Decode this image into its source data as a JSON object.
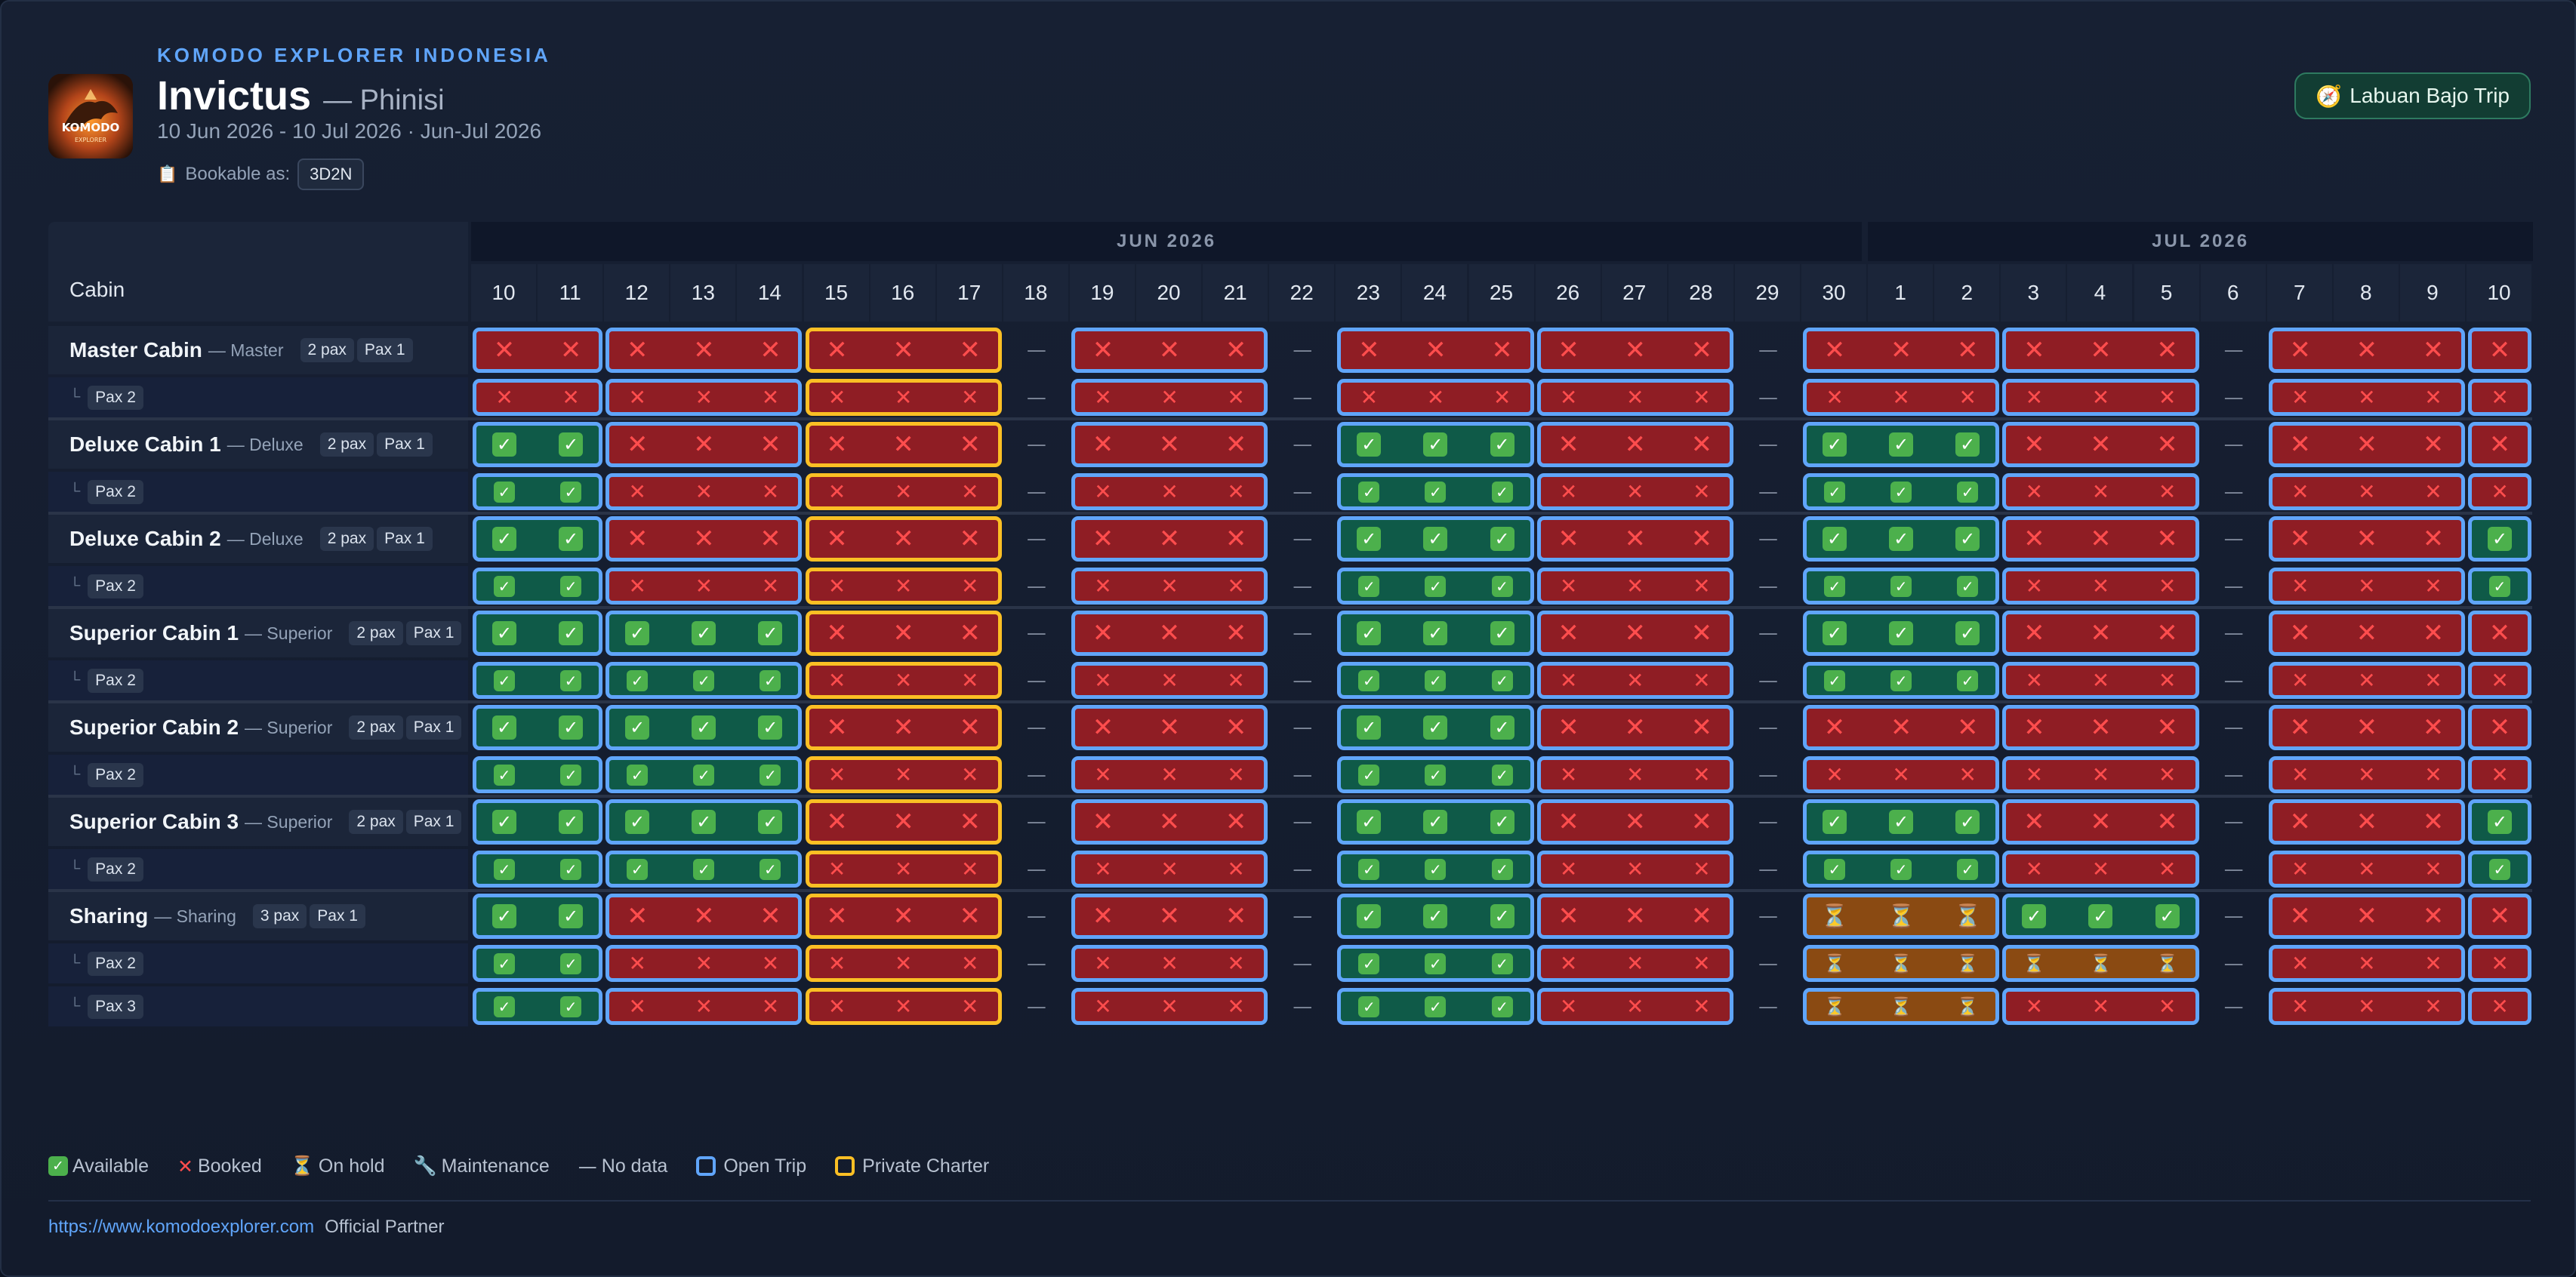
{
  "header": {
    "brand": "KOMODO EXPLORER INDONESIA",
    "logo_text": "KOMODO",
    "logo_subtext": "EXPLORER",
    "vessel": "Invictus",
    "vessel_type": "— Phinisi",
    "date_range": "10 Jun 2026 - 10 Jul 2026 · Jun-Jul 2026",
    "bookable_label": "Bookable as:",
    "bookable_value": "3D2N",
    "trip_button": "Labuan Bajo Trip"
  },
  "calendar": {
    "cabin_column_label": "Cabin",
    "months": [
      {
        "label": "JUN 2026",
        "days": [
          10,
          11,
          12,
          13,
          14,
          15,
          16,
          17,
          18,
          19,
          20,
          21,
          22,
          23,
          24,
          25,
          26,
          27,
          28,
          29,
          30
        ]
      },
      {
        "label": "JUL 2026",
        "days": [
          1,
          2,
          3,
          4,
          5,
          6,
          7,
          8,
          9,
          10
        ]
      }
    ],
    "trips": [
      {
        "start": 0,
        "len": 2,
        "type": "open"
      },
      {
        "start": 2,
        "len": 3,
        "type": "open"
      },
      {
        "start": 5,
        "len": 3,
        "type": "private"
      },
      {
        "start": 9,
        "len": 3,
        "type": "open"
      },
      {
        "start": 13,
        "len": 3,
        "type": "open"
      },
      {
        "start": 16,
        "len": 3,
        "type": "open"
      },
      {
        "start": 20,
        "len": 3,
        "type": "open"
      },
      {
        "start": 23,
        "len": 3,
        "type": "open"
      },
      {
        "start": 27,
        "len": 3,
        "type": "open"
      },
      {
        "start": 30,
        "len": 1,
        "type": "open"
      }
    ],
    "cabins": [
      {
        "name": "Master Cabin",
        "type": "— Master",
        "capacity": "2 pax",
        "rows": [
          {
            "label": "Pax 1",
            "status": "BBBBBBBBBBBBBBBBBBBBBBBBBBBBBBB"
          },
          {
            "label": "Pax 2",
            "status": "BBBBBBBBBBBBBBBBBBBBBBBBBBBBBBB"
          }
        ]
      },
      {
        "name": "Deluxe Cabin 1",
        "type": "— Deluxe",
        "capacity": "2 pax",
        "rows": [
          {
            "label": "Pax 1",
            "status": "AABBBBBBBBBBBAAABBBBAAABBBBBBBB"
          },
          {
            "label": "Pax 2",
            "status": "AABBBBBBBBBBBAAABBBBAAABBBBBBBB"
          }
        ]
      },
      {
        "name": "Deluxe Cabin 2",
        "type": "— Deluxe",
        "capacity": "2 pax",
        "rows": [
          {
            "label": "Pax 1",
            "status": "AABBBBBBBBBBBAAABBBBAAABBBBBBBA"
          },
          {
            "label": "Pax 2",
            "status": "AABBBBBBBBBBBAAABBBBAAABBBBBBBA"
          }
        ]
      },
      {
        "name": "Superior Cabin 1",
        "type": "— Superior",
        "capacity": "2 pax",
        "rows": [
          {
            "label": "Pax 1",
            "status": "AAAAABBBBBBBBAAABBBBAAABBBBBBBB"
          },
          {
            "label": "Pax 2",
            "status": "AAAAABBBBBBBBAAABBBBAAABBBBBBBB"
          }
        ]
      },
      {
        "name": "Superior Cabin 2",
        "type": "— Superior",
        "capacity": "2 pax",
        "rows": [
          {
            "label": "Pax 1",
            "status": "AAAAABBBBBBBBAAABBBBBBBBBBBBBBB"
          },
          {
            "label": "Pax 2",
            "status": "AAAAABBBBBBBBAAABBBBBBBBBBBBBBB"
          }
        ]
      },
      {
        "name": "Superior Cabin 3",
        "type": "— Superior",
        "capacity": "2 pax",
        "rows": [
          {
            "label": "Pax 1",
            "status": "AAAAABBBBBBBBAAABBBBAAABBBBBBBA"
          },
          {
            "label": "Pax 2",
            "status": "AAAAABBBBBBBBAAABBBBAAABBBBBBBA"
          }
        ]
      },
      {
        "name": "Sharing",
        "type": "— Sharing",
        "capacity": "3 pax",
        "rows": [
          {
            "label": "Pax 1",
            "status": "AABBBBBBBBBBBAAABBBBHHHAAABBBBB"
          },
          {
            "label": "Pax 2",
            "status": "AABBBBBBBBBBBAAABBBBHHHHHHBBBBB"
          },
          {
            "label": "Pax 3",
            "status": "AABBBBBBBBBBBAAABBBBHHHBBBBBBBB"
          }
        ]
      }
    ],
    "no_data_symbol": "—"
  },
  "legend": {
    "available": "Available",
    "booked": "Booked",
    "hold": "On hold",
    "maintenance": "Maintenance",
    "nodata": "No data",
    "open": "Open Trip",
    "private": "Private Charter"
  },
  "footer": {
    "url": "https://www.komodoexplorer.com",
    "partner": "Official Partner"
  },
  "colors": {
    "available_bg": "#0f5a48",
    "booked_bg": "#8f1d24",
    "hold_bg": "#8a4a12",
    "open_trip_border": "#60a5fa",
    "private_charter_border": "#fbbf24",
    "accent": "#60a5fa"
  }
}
::::::::
DIRECTION.
Repeat the records above exactly, leaving out the pictures.

FINISHED ANSWER.
Decode this image into its source data as a JSON object.
{
  "header": {
    "brand": "KOMODO EXPLORER INDONESIA",
    "logo_text": "KOMODO",
    "logo_subtext": "EXPLORER",
    "vessel": "Invictus",
    "vessel_type": "— Phinisi",
    "date_range": "10 Jun 2026 - 10 Jul 2026 · Jun-Jul 2026",
    "bookable_label": "Bookable as:",
    "bookable_value": "3D2N",
    "trip_button": "Labuan Bajo Trip"
  },
  "calendar": {
    "cabin_column_label": "Cabin",
    "months": [
      {
        "label": "JUN 2026",
        "days": [
          10,
          11,
          12,
          13,
          14,
          15,
          16,
          17,
          18,
          19,
          20,
          21,
          22,
          23,
          24,
          25,
          26,
          27,
          28,
          29,
          30
        ]
      },
      {
        "label": "JUL 2026",
        "days": [
          1,
          2,
          3,
          4,
          5,
          6,
          7,
          8,
          9,
          10
        ]
      }
    ],
    "trips": [
      {
        "start": 0,
        "len": 2,
        "type": "open"
      },
      {
        "start": 2,
        "len": 3,
        "type": "open"
      },
      {
        "start": 5,
        "len": 3,
        "type": "private"
      },
      {
        "start": 9,
        "len": 3,
        "type": "open"
      },
      {
        "start": 13,
        "len": 3,
        "type": "open"
      },
      {
        "start": 16,
        "len": 3,
        "type": "open"
      },
      {
        "start": 20,
        "len": 3,
        "type": "open"
      },
      {
        "start": 23,
        "len": 3,
        "type": "open"
      },
      {
        "start": 27,
        "len": 3,
        "type": "open"
      },
      {
        "start": 30,
        "len": 1,
        "type": "open"
      }
    ],
    "cabins": [
      {
        "name": "Master Cabin",
        "type": "— Master",
        "capacity": "2 pax",
        "rows": [
          {
            "label": "Pax 1",
            "status": "BBBBBBBBBBBBBBBBBBBBBBBBBBBBBBB"
          },
          {
            "label": "Pax 2",
            "status": "BBBBBBBBBBBBBBBBBBBBBBBBBBBBBBB"
          }
        ]
      },
      {
        "name": "Deluxe Cabin 1",
        "type": "— Deluxe",
        "capacity": "2 pax",
        "rows": [
          {
            "label": "Pax 1",
            "status": "AABBBBBBBBBBBAAABBBBAAABBBBBBBB"
          },
          {
            "label": "Pax 2",
            "status": "AABBBBBBBBBBBAAABBBBAAABBBBBBBB"
          }
        ]
      },
      {
        "name": "Deluxe Cabin 2",
        "type": "— Deluxe",
        "capacity": "2 pax",
        "rows": [
          {
            "label": "Pax 1",
            "status": "AABBBBBBBBBBBAAABBBBAAABBBBBBBA"
          },
          {
            "label": "Pax 2",
            "status": "AABBBBBBBBBBBAAABBBBAAABBBBBBBA"
          }
        ]
      },
      {
        "name": "Superior Cabin 1",
        "type": "— Superior",
        "capacity": "2 pax",
        "rows": [
          {
            "label": "Pax 1",
            "status": "AAAAABBBBBBBBAAABBBBAAABBBBBBBB"
          },
          {
            "label": "Pax 2",
            "status": "AAAAABBBBBBBBAAABBBBAAABBBBBBBB"
          }
        ]
      },
      {
        "name": "Superior Cabin 2",
        "type": "— Superior",
        "capacity": "2 pax",
        "rows": [
          {
            "label": "Pax 1",
            "status": "AAAAABBBBBBBBAAABBBBBBBBBBBBBBB"
          },
          {
            "label": "Pax 2",
            "status": "AAAAABBBBBBBBAAABBBBBBBBBBBBBBB"
          }
        ]
      },
      {
        "name": "Superior Cabin 3",
        "type": "— Superior",
        "capacity": "2 pax",
        "rows": [
          {
            "label": "Pax 1",
            "status": "AAAAABBBBBBBBAAABBBBAAABBBBBBBA"
          },
          {
            "label": "Pax 2",
            "status": "AAAAABBBBBBBBAAABBBBAAABBBBBBBA"
          }
        ]
      },
      {
        "name": "Sharing",
        "type": "— Sharing",
        "capacity": "3 pax",
        "rows": [
          {
            "label": "Pax 1",
            "status": "AABBBBBBBBBBBAAABBBBHHHAAABBBBB"
          },
          {
            "label": "Pax 2",
            "status": "AABBBBBBBBBBBAAABBBBHHHHHHBBBBB"
          },
          {
            "label": "Pax 3",
            "status": "AABBBBBBBBBBBAAABBBBHHHBBBBBBBB"
          }
        ]
      }
    ],
    "no_data_symbol": "—"
  },
  "legend": {
    "available": "Available",
    "booked": "Booked",
    "hold": "On hold",
    "maintenance": "Maintenance",
    "nodata": "No data",
    "open": "Open Trip",
    "private": "Private Charter"
  },
  "footer": {
    "url": "https://www.komodoexplorer.com",
    "partner": "Official Partner"
  },
  "colors": {
    "available_bg": "#0f5a48",
    "booked_bg": "#8f1d24",
    "hold_bg": "#8a4a12",
    "open_trip_border": "#60a5fa",
    "private_charter_border": "#fbbf24",
    "accent": "#60a5fa"
  }
}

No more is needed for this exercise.